Exercise directions: Copy all the entries below exactly, but not the pictures.
↓↓↓
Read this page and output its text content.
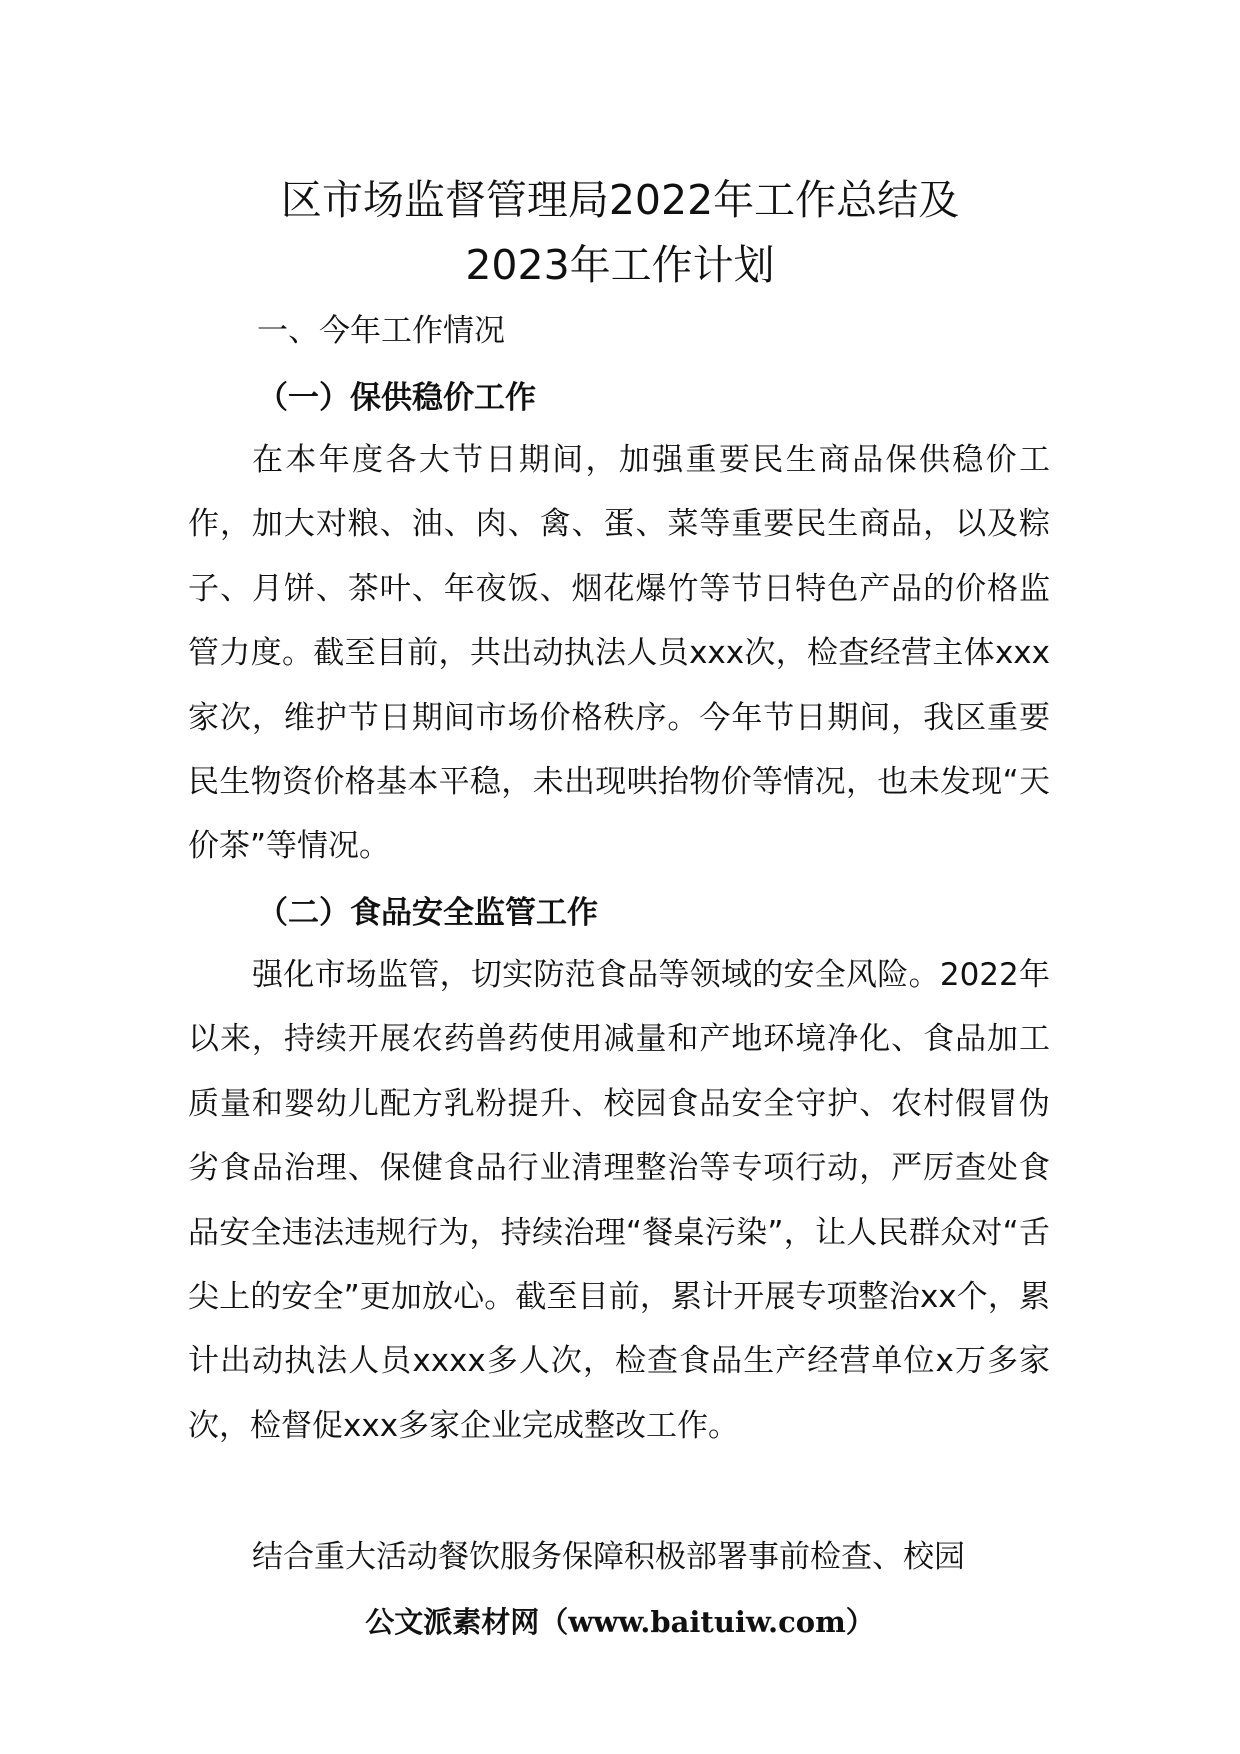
区市场监督管理局2022年工作总结及
2023年工作计划

一、今年工作情况

（一）保供稳价工作

在本年度各大节日期间，加强重要民生商品保供稳价工作，加大对粮、油、肉、禽、蛋、菜等重要民生商品，以及粽子、月饼、茶叶、年夜饭、烟花爆竹等节日特色产品的价格监管力度。截至目前，共出动执法人员xxx次，检查经营主体xxx家次，维护节日期间市场价格秩序。今年节日期间，我区重要民生物资价格基本平稳，未出现哄抬物价等情况，也未发现“天价茶”等情况。

（二）食品安全监管工作

强化市场监管，切实防范食品等领域的安全风险。2022年以来，持续开展农药兽药使用减量和产地环境净化、食品加工质量和婴幼儿配方乳粉提升、校园食品安全守护、农村假冒伪劣食品治理、保健食品行业清理整治等专项行动，严厉查处食品安全违法违规行为，持续治理“餐桌污染”，让人民群众对“舌尖上的安全”更加放心。截至目前，累计开展专项整治xx个，累计出动执法人员xxxx多人次，检查食品生产经营单位x万多家次，检督促xxx多家企业完成整改工作。

结合重大活动餐饮服务保障积极部署事前检查、校园

公文派素材网（www.baituiw.com）
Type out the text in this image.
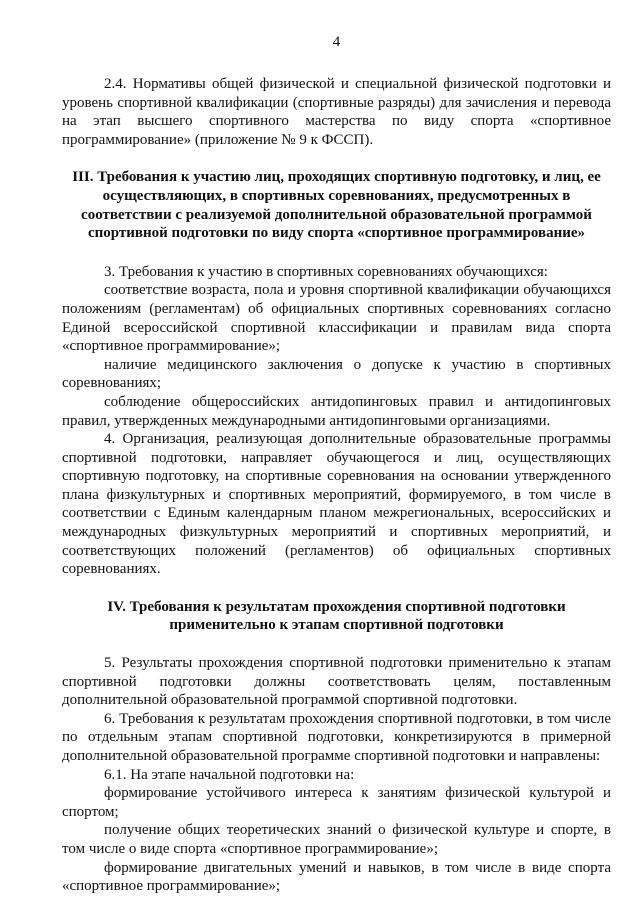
4

2.4. Нормативы общей физической и специальной физической подготовки и уровень спортивной квалификации (спортивные разряды) для зачисления и перевода на этап высшего спортивного мастерства по виду спорта «спортивное программирование» (приложение № 9 к ФССП).

III. Требования к участию лиц, проходящих спортивную подготовку, и лиц, ее осуществляющих, в спортивных соревнованиях, предусмотренных в соответствии с реализуемой дополнительной образовательной программой спортивной подготовки по виду спорта «спортивное программирование»

3. Требования к участию в спортивных соревнованиях обучающихся:

соответствие возраста, пола и уровня спортивной квалификации обучающихся положениям (регламентам) об официальных спортивных соревнованиях согласно Единой всероссийской спортивной классификации и правилам вида спорта «спортивное программирование»;

наличие медицинского заключения о допуске к участию в спортивных соревнованиях;

соблюдение общероссийских антидопинговых правил и антидопинговых правил, утвержденных международными антидопинговыми организациями.

4. Организация, реализующая дополнительные образовательные программы спортивной подготовки, направляет обучающегося и лиц, осуществляющих спортивную подготовку, на спортивные соревнования на основании утвержденного плана физкультурных и спортивных мероприятий, формируемого, в том числе в соответствии с Единым календарным планом межрегиональных, всероссийских и международных физкультурных мероприятий и спортивных мероприятий, и соответствующих положений (регламентов) об официальных спортивных соревнованиях.

IV. Требования к результатам прохождения спортивной подготовки применительно к этапам спортивной подготовки

5. Результаты прохождения спортивной подготовки применительно к этапам спортивной подготовки должны соответствовать целям, поставленным дополнительной образовательной программой спортивной подготовки.

6. Требования к результатам прохождения спортивной подготовки, в том числе по отдельным этапам спортивной подготовки, конкретизируются в примерной дополнительной образовательной программе спортивной подготовки и направлены:

6.1. На этапе начальной подготовки на:

формирование устойчивого интереса к занятиям физической культурой и спортом;

получение общих теоретических знаний о физической культуре и спорте, в том числе о виде спорта «спортивное программирование»;

формирование двигательных умений и навыков, в том числе в виде спорта «спортивное программирование»;
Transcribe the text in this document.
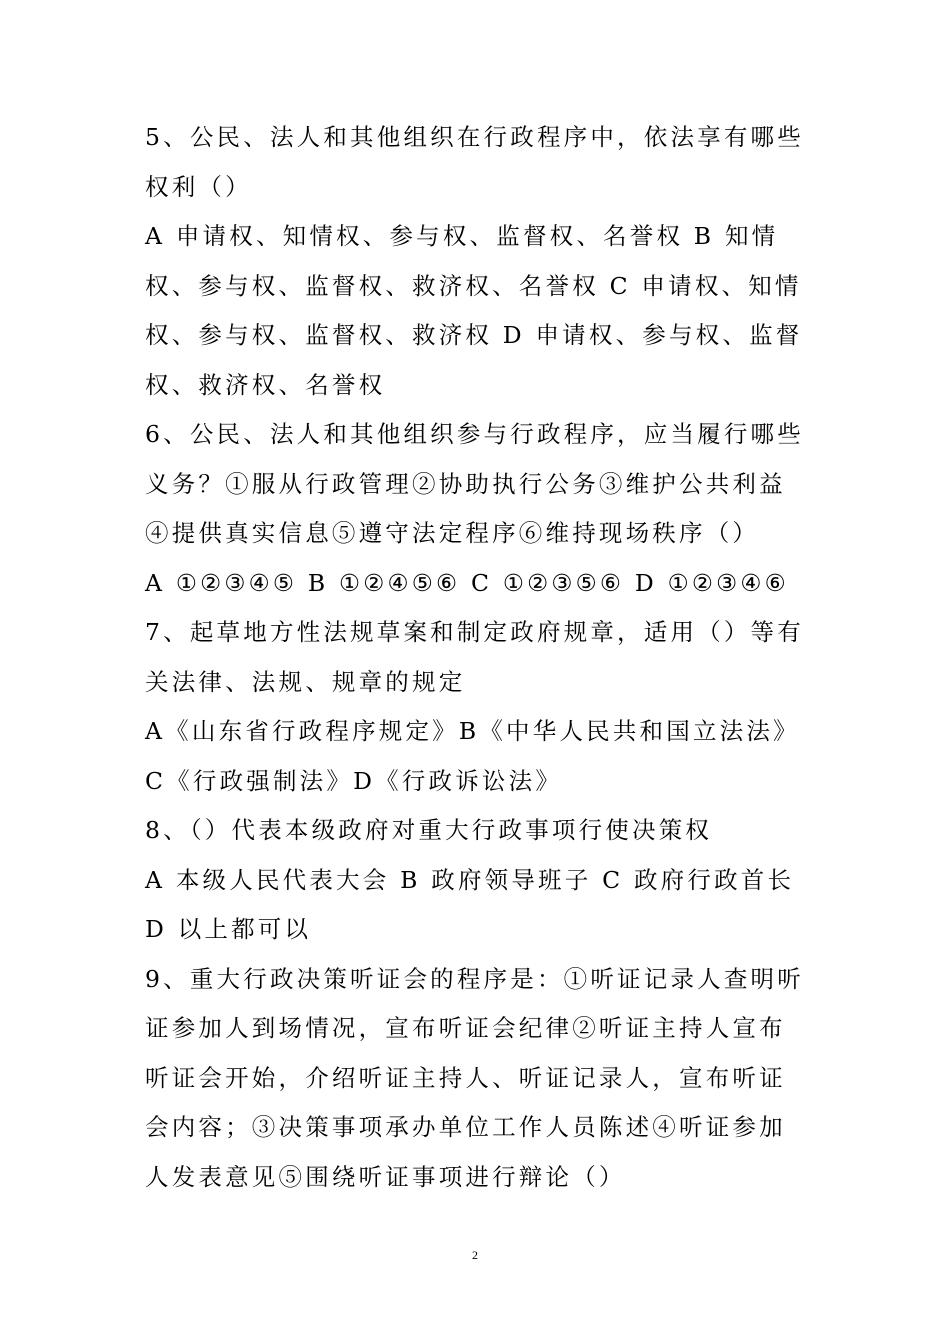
5、公民、法人和其他组织在行政程序中，依法享有哪些权利（）

A 申请权、知情权、参与权、监督权、名誉权 B 知情权、参与权、监督权、救济权、名誉权 C 申请权、知情权、参与权、监督权、救济权 D 申请权、参与权、监督权、救济权、名誉权

6、公民、法人和其他组织参与行政程序，应当履行哪些义务？①服从行政管理②协助执行公务③维护公共利益④提供真实信息⑤遵守法定程序⑥维持现场秩序（）

A ①②③④⑤ B ①②④⑤⑥ C ①②③⑤⑥ D ①②③④⑥

7、起草地方性法规草案和制定政府规章，适用（）等有关法律、法规、规章的规定

A《山东省行政程序规定》B《中华人民共和国立法法》C《行政强制法》D《行政诉讼法》

8、（）代表本级政府对重大行政事项行使决策权

A 本级人民代表大会 B 政府领导班子 C 政府行政首长 D 以上都可以

9、重大行政决策听证会的程序是：①听证记录人查明听证参加人到场情况，宣布听证会纪律②听证主持人宣布听证会开始，介绍听证主持人、听证记录人，宣布听证会内容；③决策事项承办单位工作人员陈述④听证参加人发表意见⑤围绕听证事项进行辩论（）

2
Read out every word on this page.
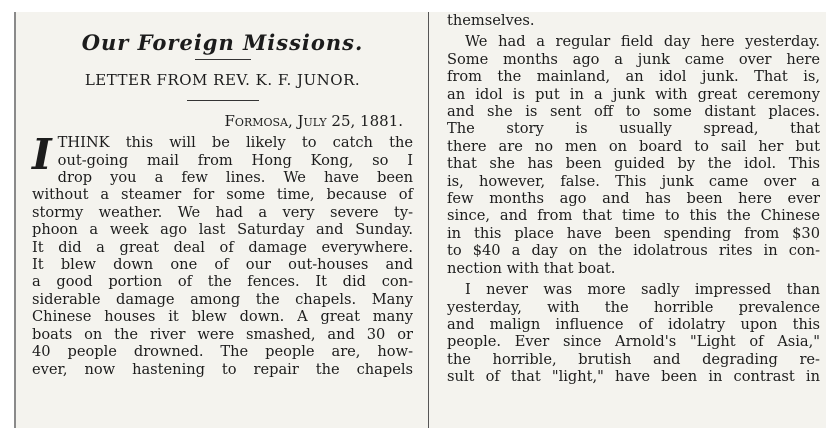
Our Foreign Missions.
LETTER FROM REV. K. F. JUNOR.
Formosa, July 25, 1881.
I THINK this will be likely to catch the
out-going mail from Hong Kong, so I
drop you a few lines. We have been
without a steamer for some time, because of
stormy weather. We had a very severe ty-
phoon a week ago last Saturday and Sunday.
It did a great deal of damage everywhere.
It blew down one of our out-houses and
a good portion of the fences. It did con-
siderable damage among the chapels. Many
Chinese houses it blew down. A great many
boats on the river were smashed, and 30 or
40 people drowned. The people are, how-
ever, now hastening to repair the chapels
themselves.
We had a regular field day here yesterday.
Some months ago a junk came over here
from the mainland, an idol junk. That is,
an idol is put in a junk with great ceremony
and she is sent off to some distant places.
The story is usually spread, that
there are no men on board to sail her but
that she has been guided by the idol. This
is, however, false. This junk came over a
few months ago and has been here ever
since, and from that time to this the Chinese
in this place have been spending from $30
to $40 a day on the idolatrous rites in con-
nection with that boat.
I never was more sadly impressed than
yesterday, with the horrible prevalence
and malign influence of idolatry upon this
people. Ever since Arnold's "Light of Asia,"
the horrible, brutish and degrading re-
sult of that "light," have been in contrast in
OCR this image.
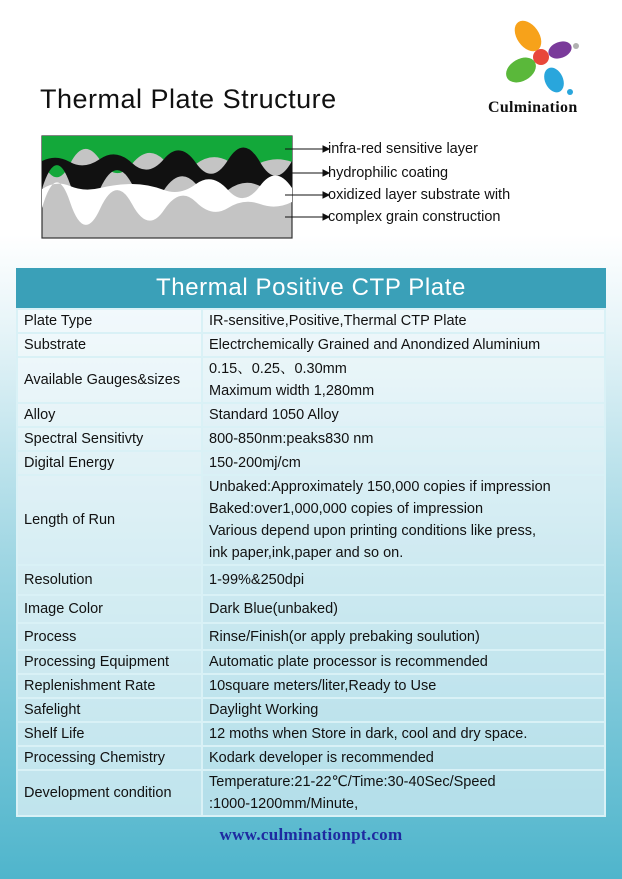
Thermal Plate Structure	Culmination
infra-red sensitive layer
hydrophilic coating
oxidized layer substrate with
complex grain construction
Thermal Positive CTP Plate
Plate Type	IR-sensitive,Positive,Thermal CTP Plate

Substrate	Electrchemically Grained and Anondized Aluminium

Available Gauges&sizes	0.15、0.25、0.30mm
Maximum width 1,280mm

Alloy	Standard 1050 Alloy

Spectral Sensitivty	800-850nm:peaks830 nm

Digital Energy	150-200mj/cm

Length of Run	Unbaked:Approximately 150,000 copies if impression
Baked:over1,000,000 copies of impression
Various depend upon printing conditions like press,
ink paper,ink,paper and so on.

Resolution	1-99%&250dpi

Image Color	Dark Blue(unbaked)

Process	Rinse/Finish(or apply prebaking soulution)

Processing Equipment	Automatic plate processor is recommended

Replenishment Rate	10square meters/liter,Ready to Use

Safelight	Daylight Working

Shelf Life	12 moths when Store in dark, cool and dry space.

Processing Chemistry	Kodark developer is recommended

Development condition	Temperature:21-22℃/Time:30-40Sec/Speed
:1000-1200mm/Minute,
www.culminationpt.com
↑↑↑
The reply:
Read this page and output its text content.
区市场监督管理局2022年工作总结及
2023年工作计划

一、今年工作情况

（一）保供稳价工作

在本年度各大节日期间，加强重要民生商品保供稳价工作，加大对粮、油、肉、禽、蛋、菜等重要民生商品，以及粽子、月饼、茶叶、年夜饭、烟花爆竹等节日特色产品的价格监管力度。截至目前，共出动执法人员xxx次，检查经营主体xxx家次，维护节日期间市场价格秩序。今年节日期间，我区重要民生物资价格基本平稳，未出现哄抬物价等情况，也未发现“天价茶”等情况。

（二）食品安全监管工作

强化市场监管，切实防范食品等领域的安全风险。2022年以来，持续开展农药兽药使用减量和产地环境净化、食品加工质量和婴幼儿配方乳粉提升、校园食品安全守护、农村假冒伪劣食品治理、保健食品行业清理整治等专项行动，严厉查处食品安全违法违规行为，持续治理“餐桌污染”，让人民群众对“舌尖上的安全”更加放心。截至目前，累计开展专项整治xx个，累计出动执法人员xxxx多人次，检查食品生产经营单位x万多家次，检督促xxx多家企业完成整改工作。

结合重大活动餐饮服务保障积极部署事前检查、校园

公文派素材网（www.baituiw.com）
Type out the text in this image.
4

2.4. Нормативы общей физической и специальной физической подготовки и уровень спортивной квалификации (спортивные разряды) для зачисления и перевода на этап высшего спортивного мастерства по виду спорта «спортивное программирование» (приложение № 9 к ФССП).

III. Требования к участию лиц, проходящих спортивную подготовку, и лиц, ее осуществляющих, в спортивных соревнованиях, предусмотренных в соответствии с реализуемой дополнительной образовательной программой спортивной подготовки по виду спорта «спортивное программирование»

3. Требования к участию в спортивных соревнованиях обучающихся:

соответствие возраста, пола и уровня спортивной квалификации обучающихся положениям (регламентам) об официальных спортивных соревнованиях согласно Единой всероссийской спортивной классификации и правилам вида спорта «спортивное программирование»;

наличие медицинского заключения о допуске к участию в спортивных соревнованиях;

соблюдение общероссийских антидопинговых правил и антидопинговых правил, утвержденных международными антидопинговыми организациями.

4. Организация, реализующая дополнительные образовательные программы спортивной подготовки, направляет обучающегося и лиц, осуществляющих спортивную подготовку, на спортивные соревнования на основании утвержденного плана физкультурных и спортивных мероприятий, формируемого, в том числе в соответствии с Единым календарным планом межрегиональных, всероссийских и международных физкультурных мероприятий и спортивных мероприятий, и соответствующих положений (регламентов) об официальных спортивных соревнованиях.

IV. Требования к результатам прохождения спортивной подготовки применительно к этапам спортивной подготовки

5. Результаты прохождения спортивной подготовки применительно к этапам спортивной подготовки должны соответствовать целям, поставленным дополнительной образовательной программой спортивной подготовки.

6. Требования к результатам прохождения спортивной подготовки, в том числе по отдельным этапам спортивной подготовки, конкретизируются в примерной дополнительной образовательной программе спортивной подготовки и направлены:

6.1. На этапе начальной подготовки на:

формирование устойчивого интереса к занятиям физической культурой и спортом;

получение общих теоретических знаний о физической культуре и спорте, в том числе о виде спорта «спортивное программирование»;

формирование двигательных умений и навыков, в том числе в виде спорта «спортивное программирование»;
Transcribe the text in this document.
5、公民、法人和其他组织在行政程序中，依法享有哪些权利（）

A 申请权、知情权、参与权、监督权、名誉权 B 知情权、参与权、监督权、救济权、名誉权 C 申请权、知情权、参与权、监督权、救济权 D 申请权、参与权、监督权、救济权、名誉权

6、公民、法人和其他组织参与行政程序，应当履行哪些义务？①服从行政管理②协助执行公务③维护公共利益④提供真实信息⑤遵守法定程序⑥维持现场秩序（）

A ①②③④⑤ B ①②④⑤⑥ C ①②③⑤⑥ D ①②③④⑥

7、起草地方性法规草案和制定政府规章，适用（）等有关法律、法规、规章的规定

A《山东省行政程序规定》B《中华人民共和国立法法》C《行政强制法》D《行政诉讼法》

8、（）代表本级政府对重大行政事项行使决策权

A 本级人民代表大会 B 政府领导班子 C 政府行政首长 D 以上都可以

9、重大行政决策听证会的程序是：①听证记录人查明听证参加人到场情况，宣布听证会纪律②听证主持人宣布听证会开始，介绍听证主持人、听证记录人，宣布听证会内容；③决策事项承办单位工作人员陈述④听证参加人发表意见⑤围绕听证事项进行辩论（）

2
Read out every word on this page.
Our Foreign Missions.
LETTER FROM REV. K. F. JUNOR.
Formosa, July 25, 1881.
I THINK this will be likely to catch the
out-going mail from Hong Kong, so I
drop you a few lines. We have been
without a steamer for some time, because of
stormy weather. We had a very severe ty-
phoon a week ago last Saturday and Sunday.
It did a great deal of damage everywhere.
It blew down one of our out-houses and
a good portion of the fences. It did con-
siderable damage among the chapels. Many
Chinese houses it blew down. A great many
boats on the river were smashed, and 30 or
40 people drowned. The people are, how-
ever, now hastening to repair the chapels
themselves.
We had a regular field day here yesterday.
Some months ago a junk came over here
from the mainland, an idol junk. That is,
an idol is put in a junk with great ceremony
and she is sent off to some distant places.
The story is usually spread, that
there are no men on board to sail her but
that she has been guided by the idol. This
is, however, false. This junk came over a
few months ago and has been here ever
since, and from that time to this the Chinese
in this place have been spending from $30
to $40 a day on the idolatrous rites in con-
nection with that boat.
I never was more sadly impressed than
yesterday, with the horrible prevalence
and malign influence of idolatry upon this
people. Ever since Arnold's "Light of Asia,"
the horrible, brutish and degrading re-
sult of that "light," have been in contrast in
OCR this image.
Thermal Plate Structure	Culmination
infra-red sensitive layer
hydrophilic coating
oxidized layer substrate with
complex grain construction
Thermal Positive CTP Plate
Plate Type	IR-sensitive,Positive,Thermal CTP Plate

Substrate	Electrchemically Grained and Anondized Aluminium

Available Gauges&sizes	0.15、0.25、0.30mm
Maximum width 1,280mm

Alloy	Standard 1050 Alloy

Spectral Sensitivty	800-850nm:peaks830 nm

Digital Energy	150-200mj/cm

Length of Run	Unbaked:Approximately 150,000 copies if impression
Baked:over1,000,000 copies of impression
Various depend upon printing conditions like press,
ink paper,ink,paper and so on.

Resolution	1-99%&250dpi

Image Color	Dark Blue(unbaked)

Process	Rinse/Finish(or apply prebaking soulution)

Processing Equipment	Automatic plate processor is recommended

Replenishment Rate	10square meters/liter,Ready to Use

Safelight	Daylight Working

Shelf Life	12 moths when Store in dark, cool and dry space.

Processing Chemistry	Kodark developer is recommended

Development condition	Temperature:21-22℃/Time:30-40Sec/Speed
:1000-1200mm/Minute,
www.culminationpt.com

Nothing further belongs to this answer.